Data provided:
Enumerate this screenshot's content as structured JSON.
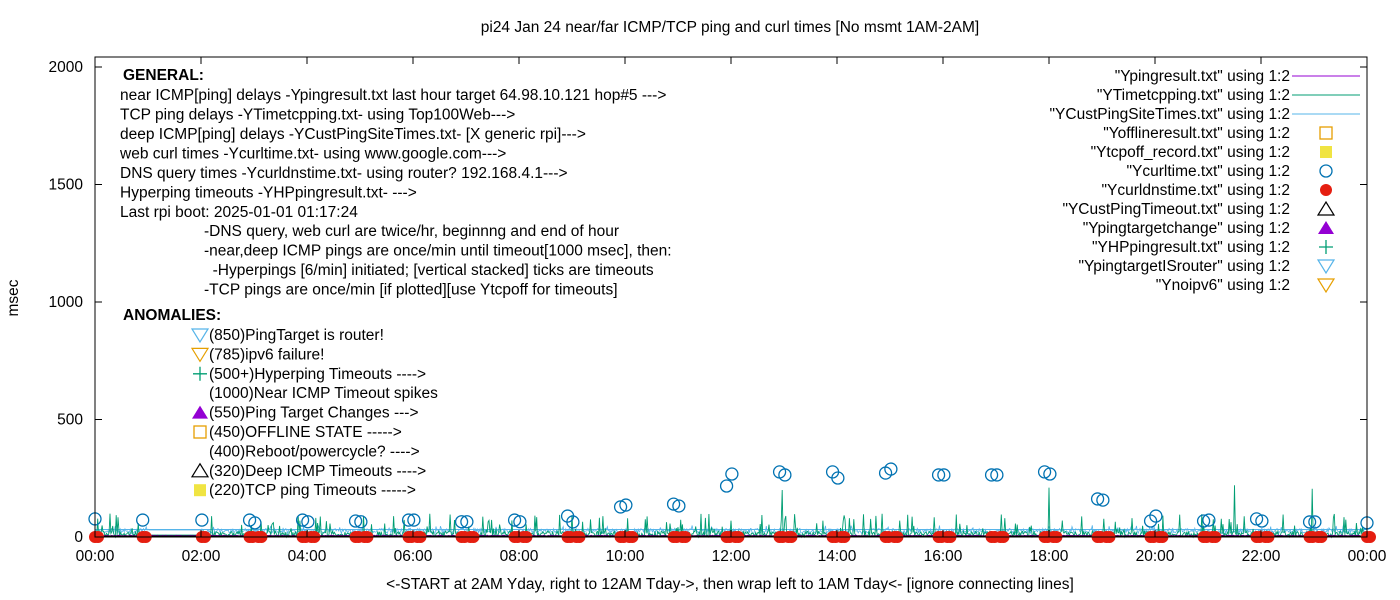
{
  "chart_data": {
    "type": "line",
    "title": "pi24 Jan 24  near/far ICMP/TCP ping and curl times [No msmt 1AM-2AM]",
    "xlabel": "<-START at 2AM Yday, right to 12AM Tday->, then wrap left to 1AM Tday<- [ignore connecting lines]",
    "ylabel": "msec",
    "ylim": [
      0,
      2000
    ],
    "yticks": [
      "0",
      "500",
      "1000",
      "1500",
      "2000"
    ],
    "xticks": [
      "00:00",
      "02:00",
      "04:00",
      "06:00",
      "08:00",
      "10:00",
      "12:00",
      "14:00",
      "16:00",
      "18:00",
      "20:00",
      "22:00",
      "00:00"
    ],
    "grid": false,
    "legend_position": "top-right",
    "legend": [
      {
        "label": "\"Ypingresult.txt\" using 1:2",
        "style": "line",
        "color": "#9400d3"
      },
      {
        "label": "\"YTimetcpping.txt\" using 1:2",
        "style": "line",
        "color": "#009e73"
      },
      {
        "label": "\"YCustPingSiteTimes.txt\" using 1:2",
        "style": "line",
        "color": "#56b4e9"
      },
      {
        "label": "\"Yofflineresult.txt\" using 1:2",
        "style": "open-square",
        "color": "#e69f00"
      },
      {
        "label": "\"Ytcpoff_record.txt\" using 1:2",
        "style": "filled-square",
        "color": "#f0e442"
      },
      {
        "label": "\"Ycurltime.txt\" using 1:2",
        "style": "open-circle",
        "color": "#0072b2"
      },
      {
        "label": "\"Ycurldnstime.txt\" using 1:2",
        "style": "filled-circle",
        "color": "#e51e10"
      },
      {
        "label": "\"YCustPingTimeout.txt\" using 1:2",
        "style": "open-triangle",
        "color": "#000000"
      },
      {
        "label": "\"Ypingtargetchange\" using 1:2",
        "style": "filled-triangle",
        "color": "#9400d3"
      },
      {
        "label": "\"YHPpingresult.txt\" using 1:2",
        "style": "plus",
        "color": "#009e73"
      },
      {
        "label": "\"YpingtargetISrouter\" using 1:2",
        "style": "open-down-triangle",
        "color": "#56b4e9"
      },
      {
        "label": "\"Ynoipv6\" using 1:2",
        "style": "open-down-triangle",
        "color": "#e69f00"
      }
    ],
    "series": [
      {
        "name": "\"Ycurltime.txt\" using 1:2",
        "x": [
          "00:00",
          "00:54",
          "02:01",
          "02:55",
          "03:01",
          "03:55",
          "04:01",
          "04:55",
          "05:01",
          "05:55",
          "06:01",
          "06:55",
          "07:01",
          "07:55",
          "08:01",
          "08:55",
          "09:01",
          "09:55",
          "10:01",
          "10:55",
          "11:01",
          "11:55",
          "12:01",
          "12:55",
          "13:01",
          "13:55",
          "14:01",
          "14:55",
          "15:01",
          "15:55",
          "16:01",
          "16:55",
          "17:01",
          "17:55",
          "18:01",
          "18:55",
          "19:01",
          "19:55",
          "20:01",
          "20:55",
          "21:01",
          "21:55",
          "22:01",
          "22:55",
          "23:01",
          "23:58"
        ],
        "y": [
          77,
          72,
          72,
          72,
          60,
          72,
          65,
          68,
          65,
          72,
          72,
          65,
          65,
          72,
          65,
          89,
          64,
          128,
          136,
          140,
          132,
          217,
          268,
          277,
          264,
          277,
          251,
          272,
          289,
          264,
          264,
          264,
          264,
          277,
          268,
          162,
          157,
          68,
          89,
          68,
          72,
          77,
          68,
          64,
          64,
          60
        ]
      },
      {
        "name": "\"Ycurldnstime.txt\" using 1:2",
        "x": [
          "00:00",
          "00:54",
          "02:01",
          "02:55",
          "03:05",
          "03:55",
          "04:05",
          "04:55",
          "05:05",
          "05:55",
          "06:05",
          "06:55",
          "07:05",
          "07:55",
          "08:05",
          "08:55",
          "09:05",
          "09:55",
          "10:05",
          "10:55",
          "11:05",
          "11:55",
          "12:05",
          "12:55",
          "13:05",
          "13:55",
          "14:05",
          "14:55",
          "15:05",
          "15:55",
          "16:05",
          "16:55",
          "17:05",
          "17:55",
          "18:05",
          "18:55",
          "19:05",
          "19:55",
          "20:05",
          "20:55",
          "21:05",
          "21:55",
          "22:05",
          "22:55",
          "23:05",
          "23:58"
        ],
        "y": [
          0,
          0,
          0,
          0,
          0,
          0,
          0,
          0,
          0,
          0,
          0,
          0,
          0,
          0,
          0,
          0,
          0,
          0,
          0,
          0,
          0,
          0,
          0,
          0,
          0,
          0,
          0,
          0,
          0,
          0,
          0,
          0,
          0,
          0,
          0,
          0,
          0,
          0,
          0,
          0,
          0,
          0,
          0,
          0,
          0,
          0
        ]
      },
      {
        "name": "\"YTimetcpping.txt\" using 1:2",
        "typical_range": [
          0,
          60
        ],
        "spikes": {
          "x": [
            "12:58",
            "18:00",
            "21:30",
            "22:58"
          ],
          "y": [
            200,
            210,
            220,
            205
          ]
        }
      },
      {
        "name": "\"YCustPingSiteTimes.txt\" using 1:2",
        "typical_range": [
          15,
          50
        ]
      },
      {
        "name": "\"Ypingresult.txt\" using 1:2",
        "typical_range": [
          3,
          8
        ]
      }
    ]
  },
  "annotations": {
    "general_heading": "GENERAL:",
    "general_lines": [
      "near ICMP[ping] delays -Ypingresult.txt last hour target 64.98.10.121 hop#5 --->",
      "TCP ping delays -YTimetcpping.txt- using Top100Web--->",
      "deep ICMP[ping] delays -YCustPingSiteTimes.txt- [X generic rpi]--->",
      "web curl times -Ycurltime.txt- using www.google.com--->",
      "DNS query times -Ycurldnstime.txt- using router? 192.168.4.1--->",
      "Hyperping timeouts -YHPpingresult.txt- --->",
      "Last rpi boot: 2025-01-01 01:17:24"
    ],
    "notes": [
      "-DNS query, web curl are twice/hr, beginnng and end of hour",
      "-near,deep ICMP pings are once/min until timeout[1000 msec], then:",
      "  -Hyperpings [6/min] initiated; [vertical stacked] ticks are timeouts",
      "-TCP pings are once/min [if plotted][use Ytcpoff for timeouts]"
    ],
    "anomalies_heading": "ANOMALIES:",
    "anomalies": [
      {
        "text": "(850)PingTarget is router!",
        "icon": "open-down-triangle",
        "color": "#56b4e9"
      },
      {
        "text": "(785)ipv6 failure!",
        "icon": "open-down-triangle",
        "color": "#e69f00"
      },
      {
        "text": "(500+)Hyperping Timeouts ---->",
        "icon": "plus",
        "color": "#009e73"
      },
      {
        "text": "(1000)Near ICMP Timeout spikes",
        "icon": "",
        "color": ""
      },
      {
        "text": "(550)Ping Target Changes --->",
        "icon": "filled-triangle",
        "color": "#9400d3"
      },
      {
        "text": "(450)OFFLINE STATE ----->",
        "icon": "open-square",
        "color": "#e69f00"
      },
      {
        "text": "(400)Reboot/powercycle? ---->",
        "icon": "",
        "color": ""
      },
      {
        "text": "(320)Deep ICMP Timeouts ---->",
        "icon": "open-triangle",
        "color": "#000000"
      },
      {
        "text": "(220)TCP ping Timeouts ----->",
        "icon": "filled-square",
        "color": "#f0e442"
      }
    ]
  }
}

---

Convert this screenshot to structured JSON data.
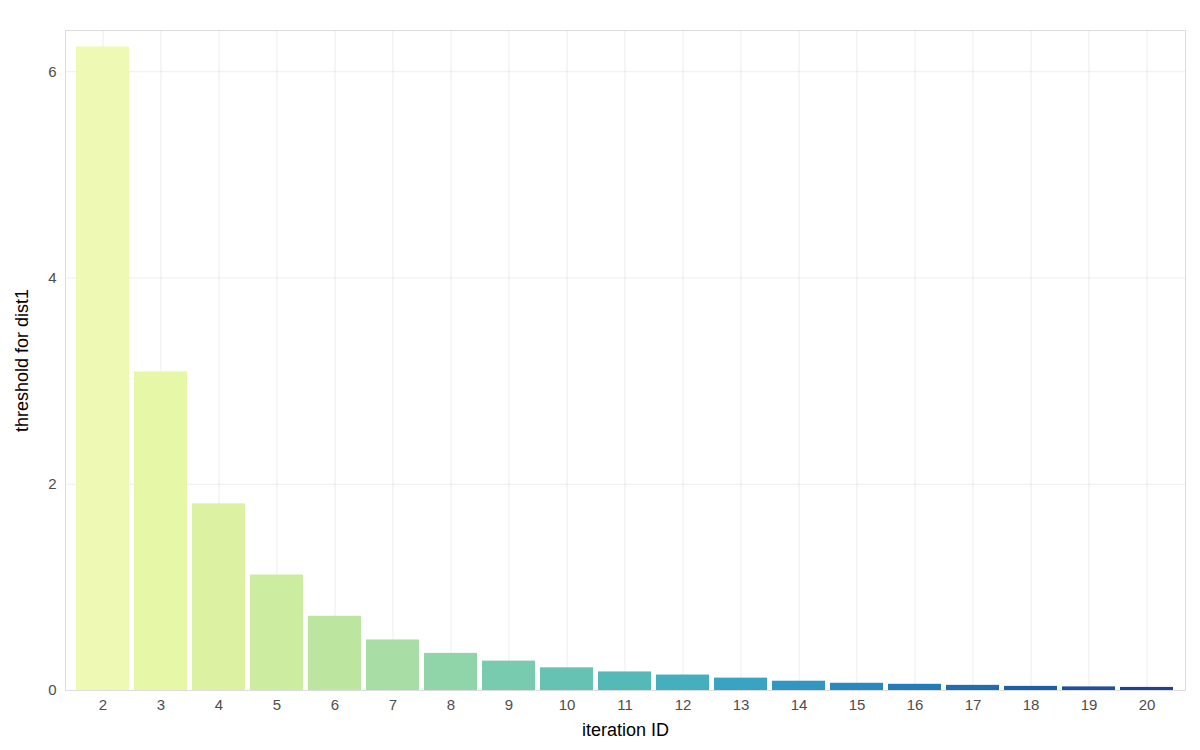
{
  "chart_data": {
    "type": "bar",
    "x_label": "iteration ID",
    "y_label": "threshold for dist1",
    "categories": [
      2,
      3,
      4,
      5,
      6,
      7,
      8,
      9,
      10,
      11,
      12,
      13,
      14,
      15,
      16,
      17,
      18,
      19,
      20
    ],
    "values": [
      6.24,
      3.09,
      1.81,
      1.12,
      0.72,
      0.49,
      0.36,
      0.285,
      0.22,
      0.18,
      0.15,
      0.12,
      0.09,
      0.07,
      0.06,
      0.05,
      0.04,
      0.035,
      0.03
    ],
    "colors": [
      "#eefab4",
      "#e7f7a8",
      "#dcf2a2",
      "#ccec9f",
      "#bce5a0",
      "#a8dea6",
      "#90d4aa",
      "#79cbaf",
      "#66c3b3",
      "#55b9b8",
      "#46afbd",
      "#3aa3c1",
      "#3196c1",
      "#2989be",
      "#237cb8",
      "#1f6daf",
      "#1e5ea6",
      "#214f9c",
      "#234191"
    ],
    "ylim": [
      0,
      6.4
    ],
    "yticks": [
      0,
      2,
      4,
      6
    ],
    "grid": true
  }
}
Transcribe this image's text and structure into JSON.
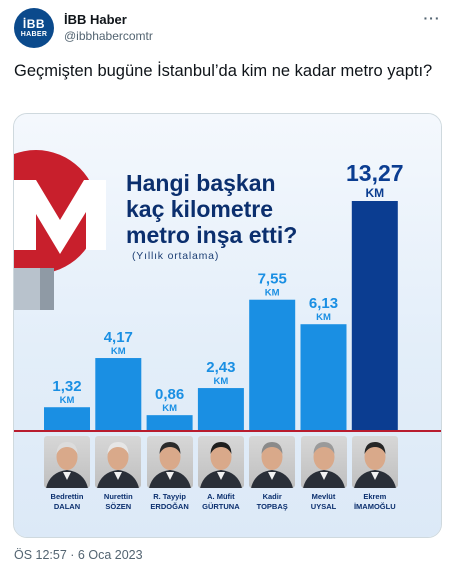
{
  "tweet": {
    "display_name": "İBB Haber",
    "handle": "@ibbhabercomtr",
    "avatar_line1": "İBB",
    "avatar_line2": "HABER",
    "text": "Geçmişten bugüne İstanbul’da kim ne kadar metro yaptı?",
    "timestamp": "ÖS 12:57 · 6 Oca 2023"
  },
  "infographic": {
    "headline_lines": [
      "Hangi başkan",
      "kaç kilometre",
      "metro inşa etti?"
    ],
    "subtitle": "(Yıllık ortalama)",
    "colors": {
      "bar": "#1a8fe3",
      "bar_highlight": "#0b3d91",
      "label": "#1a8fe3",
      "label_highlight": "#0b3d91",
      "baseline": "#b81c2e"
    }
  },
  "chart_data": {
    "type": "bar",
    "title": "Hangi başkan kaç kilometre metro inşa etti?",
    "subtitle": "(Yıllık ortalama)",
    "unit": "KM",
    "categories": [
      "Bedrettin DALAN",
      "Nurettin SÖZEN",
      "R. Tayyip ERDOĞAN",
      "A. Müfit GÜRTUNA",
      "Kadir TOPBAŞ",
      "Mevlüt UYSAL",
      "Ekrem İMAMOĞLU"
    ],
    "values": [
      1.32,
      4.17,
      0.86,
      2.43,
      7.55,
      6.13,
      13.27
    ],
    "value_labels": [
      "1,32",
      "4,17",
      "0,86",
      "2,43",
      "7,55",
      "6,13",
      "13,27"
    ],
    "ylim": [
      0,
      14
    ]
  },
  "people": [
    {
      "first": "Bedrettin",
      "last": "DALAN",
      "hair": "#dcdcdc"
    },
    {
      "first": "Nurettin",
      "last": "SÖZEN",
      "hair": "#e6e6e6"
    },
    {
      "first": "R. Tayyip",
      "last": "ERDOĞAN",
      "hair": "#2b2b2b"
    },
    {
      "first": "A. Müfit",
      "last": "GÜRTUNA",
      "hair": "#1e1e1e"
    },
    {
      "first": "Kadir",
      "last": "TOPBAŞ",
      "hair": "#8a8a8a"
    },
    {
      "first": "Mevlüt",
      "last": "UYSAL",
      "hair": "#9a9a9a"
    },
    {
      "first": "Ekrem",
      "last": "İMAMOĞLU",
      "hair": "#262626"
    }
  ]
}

...

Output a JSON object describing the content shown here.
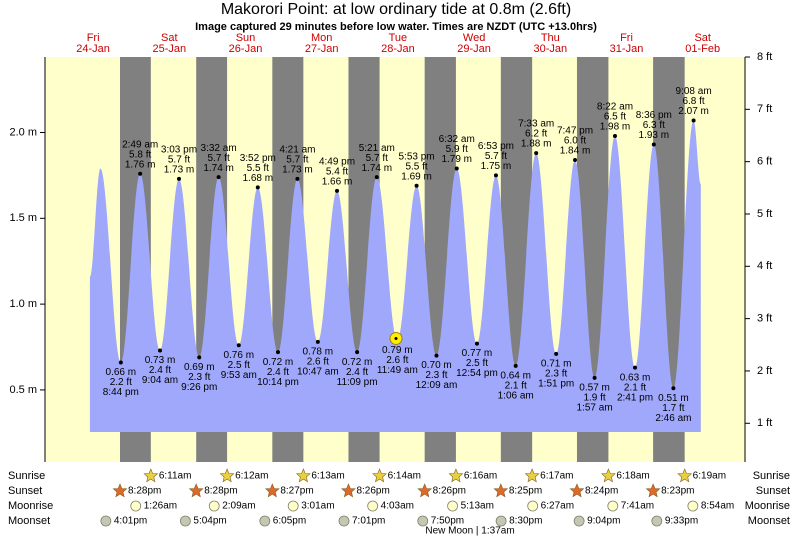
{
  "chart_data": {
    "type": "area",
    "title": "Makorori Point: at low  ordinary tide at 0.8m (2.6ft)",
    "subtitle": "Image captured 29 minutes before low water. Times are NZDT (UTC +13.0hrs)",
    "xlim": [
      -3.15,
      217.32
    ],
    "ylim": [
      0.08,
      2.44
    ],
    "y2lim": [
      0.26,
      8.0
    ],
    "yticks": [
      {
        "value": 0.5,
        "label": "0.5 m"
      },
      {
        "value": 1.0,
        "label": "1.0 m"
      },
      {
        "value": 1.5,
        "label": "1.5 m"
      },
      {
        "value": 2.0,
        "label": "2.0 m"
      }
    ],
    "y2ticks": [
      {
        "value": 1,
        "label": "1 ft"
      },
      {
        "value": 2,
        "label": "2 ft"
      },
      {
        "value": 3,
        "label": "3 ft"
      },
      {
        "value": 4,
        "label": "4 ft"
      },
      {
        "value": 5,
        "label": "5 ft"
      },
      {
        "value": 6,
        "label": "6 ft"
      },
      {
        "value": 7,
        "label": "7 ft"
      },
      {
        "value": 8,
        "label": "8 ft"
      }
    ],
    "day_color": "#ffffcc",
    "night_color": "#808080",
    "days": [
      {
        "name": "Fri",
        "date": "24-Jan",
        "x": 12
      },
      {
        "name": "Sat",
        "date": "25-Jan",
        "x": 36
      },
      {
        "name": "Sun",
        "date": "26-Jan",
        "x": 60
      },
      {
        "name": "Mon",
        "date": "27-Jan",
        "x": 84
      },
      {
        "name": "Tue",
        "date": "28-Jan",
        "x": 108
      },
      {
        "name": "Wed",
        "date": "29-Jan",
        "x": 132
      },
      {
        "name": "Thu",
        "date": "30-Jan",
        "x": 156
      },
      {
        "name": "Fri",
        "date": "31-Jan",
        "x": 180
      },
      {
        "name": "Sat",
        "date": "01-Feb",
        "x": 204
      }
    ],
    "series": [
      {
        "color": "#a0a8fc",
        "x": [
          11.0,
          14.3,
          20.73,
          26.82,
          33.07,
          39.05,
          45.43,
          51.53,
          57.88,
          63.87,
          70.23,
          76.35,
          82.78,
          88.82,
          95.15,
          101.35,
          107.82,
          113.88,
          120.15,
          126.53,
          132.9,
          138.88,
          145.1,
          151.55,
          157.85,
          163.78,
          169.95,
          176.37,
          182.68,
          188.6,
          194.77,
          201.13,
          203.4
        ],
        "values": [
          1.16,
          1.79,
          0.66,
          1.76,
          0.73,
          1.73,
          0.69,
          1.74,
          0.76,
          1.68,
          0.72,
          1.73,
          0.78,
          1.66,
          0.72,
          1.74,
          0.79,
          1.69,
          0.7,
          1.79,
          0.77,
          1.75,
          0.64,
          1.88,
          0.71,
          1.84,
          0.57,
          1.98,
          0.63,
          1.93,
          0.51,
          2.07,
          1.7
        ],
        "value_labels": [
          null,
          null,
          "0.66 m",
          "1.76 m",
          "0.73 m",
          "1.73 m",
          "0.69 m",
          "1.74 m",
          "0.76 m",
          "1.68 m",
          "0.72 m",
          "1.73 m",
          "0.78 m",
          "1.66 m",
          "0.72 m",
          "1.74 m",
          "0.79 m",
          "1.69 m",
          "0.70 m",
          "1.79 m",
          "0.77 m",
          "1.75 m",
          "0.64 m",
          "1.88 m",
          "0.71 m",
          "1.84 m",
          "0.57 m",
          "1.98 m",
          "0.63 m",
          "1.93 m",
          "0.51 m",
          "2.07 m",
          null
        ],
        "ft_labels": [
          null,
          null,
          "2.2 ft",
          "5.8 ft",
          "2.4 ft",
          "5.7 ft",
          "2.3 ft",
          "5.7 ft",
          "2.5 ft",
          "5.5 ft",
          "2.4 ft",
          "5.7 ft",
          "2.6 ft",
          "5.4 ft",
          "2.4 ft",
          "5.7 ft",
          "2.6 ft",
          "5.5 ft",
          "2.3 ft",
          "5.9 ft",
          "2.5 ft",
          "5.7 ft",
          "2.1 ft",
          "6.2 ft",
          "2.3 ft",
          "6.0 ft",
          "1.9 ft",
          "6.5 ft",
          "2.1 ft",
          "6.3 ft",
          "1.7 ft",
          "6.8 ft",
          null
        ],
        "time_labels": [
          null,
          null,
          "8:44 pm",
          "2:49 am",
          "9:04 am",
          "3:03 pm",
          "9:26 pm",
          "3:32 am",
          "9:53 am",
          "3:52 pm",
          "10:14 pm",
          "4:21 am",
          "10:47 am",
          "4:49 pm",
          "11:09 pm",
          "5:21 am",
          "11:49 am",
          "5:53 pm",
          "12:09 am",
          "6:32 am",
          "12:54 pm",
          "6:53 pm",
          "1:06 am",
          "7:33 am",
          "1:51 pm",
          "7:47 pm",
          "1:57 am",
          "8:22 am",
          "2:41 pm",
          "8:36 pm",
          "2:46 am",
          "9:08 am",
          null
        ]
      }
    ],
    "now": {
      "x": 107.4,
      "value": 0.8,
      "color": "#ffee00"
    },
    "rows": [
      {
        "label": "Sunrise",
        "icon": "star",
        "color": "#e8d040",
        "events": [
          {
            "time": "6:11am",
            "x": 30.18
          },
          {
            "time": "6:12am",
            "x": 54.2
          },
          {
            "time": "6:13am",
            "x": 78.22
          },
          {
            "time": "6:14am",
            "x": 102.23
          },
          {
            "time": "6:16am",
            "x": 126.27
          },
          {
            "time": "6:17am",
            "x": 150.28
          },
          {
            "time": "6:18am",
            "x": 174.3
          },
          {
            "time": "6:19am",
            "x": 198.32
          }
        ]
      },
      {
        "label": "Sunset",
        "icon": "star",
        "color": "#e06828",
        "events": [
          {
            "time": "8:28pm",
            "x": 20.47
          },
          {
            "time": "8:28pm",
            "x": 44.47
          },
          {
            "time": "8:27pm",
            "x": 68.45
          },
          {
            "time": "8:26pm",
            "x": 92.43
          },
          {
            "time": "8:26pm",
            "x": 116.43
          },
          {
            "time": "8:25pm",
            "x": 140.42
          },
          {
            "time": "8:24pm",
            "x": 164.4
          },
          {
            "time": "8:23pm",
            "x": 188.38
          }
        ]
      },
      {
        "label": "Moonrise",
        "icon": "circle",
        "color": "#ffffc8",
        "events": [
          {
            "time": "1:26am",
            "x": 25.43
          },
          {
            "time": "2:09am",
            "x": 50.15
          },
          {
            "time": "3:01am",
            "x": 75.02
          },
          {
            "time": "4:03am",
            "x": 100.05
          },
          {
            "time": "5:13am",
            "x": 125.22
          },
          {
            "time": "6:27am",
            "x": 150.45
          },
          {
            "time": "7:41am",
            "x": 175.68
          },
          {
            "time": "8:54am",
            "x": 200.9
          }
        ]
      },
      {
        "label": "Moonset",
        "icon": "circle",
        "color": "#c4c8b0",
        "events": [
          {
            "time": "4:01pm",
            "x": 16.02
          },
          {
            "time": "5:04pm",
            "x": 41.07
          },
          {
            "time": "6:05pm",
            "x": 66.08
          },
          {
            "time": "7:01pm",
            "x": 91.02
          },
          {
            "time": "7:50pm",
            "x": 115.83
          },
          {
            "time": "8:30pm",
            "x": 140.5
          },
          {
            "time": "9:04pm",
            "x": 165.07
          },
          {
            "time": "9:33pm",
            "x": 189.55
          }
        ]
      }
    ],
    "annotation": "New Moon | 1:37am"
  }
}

Task details: Check each line above for the string "triangle" and show the ones that have it.

Reply:
        "style": "open-triangle",
        "style": "filled-triangle",
        "style": "open-down-triangle",
        "style": "open-down-triangle",
        "icon": "open-down-triangle",
        "icon": "open-down-triangle",
        "icon": "filled-triangle",
        "icon": "open-triangle",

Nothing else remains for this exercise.